Pick out the lines below that include the string "training".

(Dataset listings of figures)

........

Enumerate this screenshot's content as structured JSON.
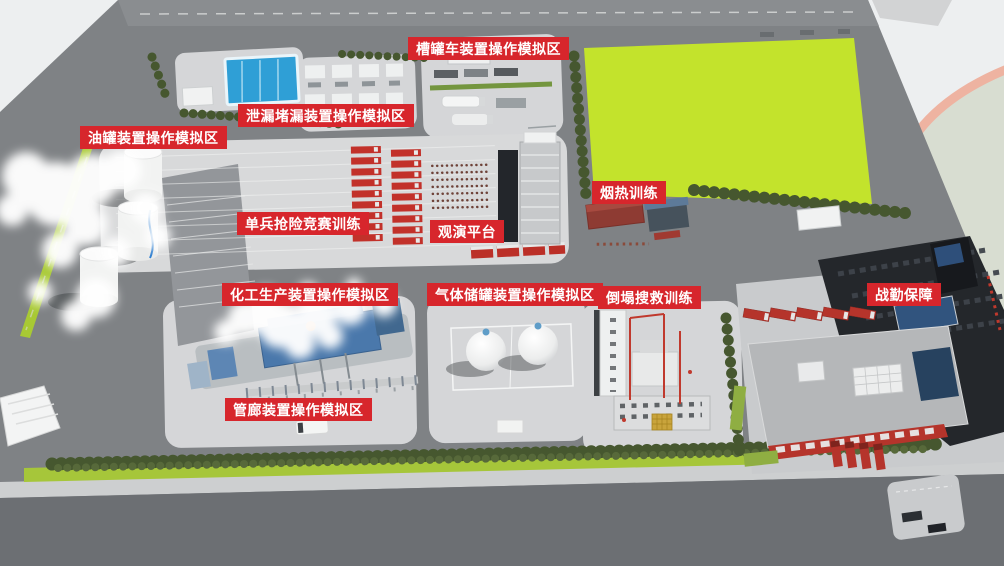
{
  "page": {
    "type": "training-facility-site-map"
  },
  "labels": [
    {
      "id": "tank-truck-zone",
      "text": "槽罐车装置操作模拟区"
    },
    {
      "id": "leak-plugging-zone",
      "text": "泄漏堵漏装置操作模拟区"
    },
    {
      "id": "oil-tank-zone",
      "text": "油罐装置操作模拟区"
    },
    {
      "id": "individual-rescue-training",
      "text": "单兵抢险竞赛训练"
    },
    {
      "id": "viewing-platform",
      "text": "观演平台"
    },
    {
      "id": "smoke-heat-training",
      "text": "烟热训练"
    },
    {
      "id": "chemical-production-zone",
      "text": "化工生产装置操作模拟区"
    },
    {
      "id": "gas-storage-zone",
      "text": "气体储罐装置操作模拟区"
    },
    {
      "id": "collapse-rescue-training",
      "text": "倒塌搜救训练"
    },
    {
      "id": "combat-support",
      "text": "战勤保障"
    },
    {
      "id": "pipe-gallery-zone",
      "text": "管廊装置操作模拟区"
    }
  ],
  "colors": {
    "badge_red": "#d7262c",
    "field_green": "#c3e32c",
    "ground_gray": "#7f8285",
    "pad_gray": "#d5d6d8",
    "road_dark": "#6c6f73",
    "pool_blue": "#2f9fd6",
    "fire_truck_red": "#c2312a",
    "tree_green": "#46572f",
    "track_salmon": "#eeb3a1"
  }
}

........

_Answer to this exercise_
    "type": "training-facility-site-map"
      "id": "individual-rescue-training",
      "id": "smoke-heat-training",
      "id": "collapse-rescue-training",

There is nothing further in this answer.